Task requirements
Hunt for the word "Hitler" across the entries below, copying each line that holds it.

Records from a data collection:
_ _ _

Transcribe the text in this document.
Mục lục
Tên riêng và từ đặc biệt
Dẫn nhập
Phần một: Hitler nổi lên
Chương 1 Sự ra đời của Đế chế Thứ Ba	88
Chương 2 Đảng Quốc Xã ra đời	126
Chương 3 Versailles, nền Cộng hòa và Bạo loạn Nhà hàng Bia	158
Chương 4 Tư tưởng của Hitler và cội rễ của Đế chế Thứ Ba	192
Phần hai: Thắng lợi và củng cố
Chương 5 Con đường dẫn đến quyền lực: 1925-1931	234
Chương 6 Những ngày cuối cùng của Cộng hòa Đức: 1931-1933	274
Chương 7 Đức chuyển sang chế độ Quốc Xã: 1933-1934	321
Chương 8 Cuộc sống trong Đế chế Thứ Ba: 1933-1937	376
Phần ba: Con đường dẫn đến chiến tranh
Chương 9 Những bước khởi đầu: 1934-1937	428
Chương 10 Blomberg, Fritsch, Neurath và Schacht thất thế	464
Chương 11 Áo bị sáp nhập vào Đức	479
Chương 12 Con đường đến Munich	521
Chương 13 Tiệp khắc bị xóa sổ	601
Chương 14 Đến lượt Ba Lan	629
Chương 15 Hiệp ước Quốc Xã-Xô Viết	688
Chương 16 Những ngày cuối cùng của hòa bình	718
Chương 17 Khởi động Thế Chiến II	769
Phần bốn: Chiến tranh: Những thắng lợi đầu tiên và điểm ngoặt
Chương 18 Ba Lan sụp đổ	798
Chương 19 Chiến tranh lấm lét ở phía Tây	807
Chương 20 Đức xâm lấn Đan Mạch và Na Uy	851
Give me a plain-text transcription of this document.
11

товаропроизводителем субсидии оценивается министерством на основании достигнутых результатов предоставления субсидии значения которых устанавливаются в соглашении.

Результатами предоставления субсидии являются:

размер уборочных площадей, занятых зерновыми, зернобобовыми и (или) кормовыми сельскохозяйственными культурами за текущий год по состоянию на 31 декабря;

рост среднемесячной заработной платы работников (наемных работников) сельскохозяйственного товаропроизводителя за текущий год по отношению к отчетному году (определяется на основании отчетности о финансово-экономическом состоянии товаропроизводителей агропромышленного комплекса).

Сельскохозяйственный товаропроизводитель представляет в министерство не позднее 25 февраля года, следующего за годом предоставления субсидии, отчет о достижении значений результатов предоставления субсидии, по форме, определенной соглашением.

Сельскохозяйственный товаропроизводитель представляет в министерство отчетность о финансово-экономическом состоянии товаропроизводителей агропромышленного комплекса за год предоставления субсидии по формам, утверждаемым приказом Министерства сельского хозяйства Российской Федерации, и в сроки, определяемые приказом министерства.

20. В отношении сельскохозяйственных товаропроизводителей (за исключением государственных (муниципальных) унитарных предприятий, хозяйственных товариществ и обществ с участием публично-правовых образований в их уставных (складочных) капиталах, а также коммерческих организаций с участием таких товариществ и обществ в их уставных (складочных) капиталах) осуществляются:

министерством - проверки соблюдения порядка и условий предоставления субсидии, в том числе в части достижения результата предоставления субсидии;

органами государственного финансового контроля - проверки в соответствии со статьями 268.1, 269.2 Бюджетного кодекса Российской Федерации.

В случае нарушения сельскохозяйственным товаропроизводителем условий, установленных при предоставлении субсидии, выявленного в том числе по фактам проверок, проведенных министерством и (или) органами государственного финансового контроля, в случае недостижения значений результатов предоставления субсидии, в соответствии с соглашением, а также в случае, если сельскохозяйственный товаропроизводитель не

_ _ _

Response to this exercise
Phần một: Hitler nổi lên
Chương 4 Tư tưởng của Hitler và cội rễ của Đế chế Thứ Ba	192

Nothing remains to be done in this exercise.